### [WHAT YOU NEED TO DO]
Find how many lines in the data below mention "Tischplatte". Give the number only.

==== RAW DATA ====

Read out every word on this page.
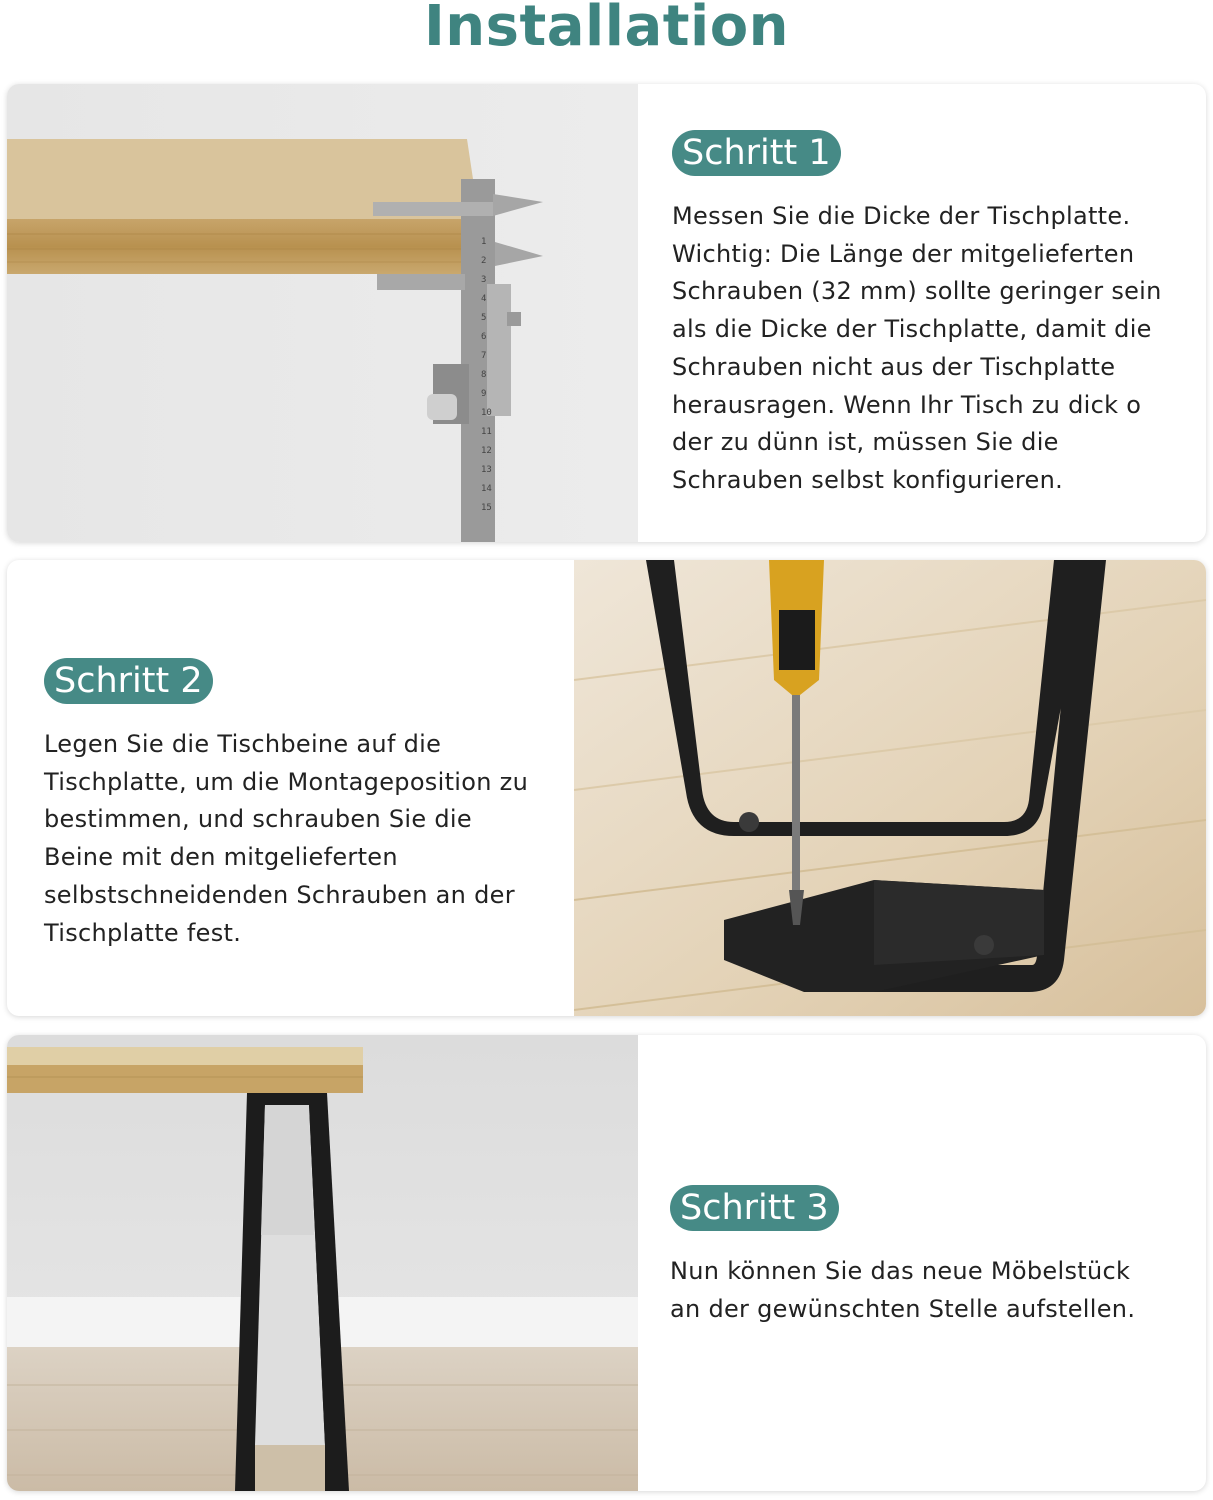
Installation
1
2
3
4
5
6
7
8
9
10
11
12
13
14
15
Schritt 1
Messen Sie die Dicke der Tischplatte.
Wichtig: Die Länge der mitgelieferten
Schrauben (32 mm) sollte geringer sein
als die Dicke der Tischplatte, damit die
Schrauben nicht aus der Tischplatte
herausragen. Wenn Ihr Tisch zu dick o
der zu dünn ist, müssen Sie die
Schrauben selbst konfigurieren.
Schritt 2
Legen Sie die Tischbeine auf die
Tischplatte, um die Montageposition zu
bestimmen, und schrauben Sie die
Beine mit den mitgelieferten
selbstschneidenden Schrauben an der
Tischplatte fest.
Schritt 3
Nun können Sie das neue Möbelstück
an der gewünschten Stelle aufstellen.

====

### [RESPONSE TO THE TASK]
5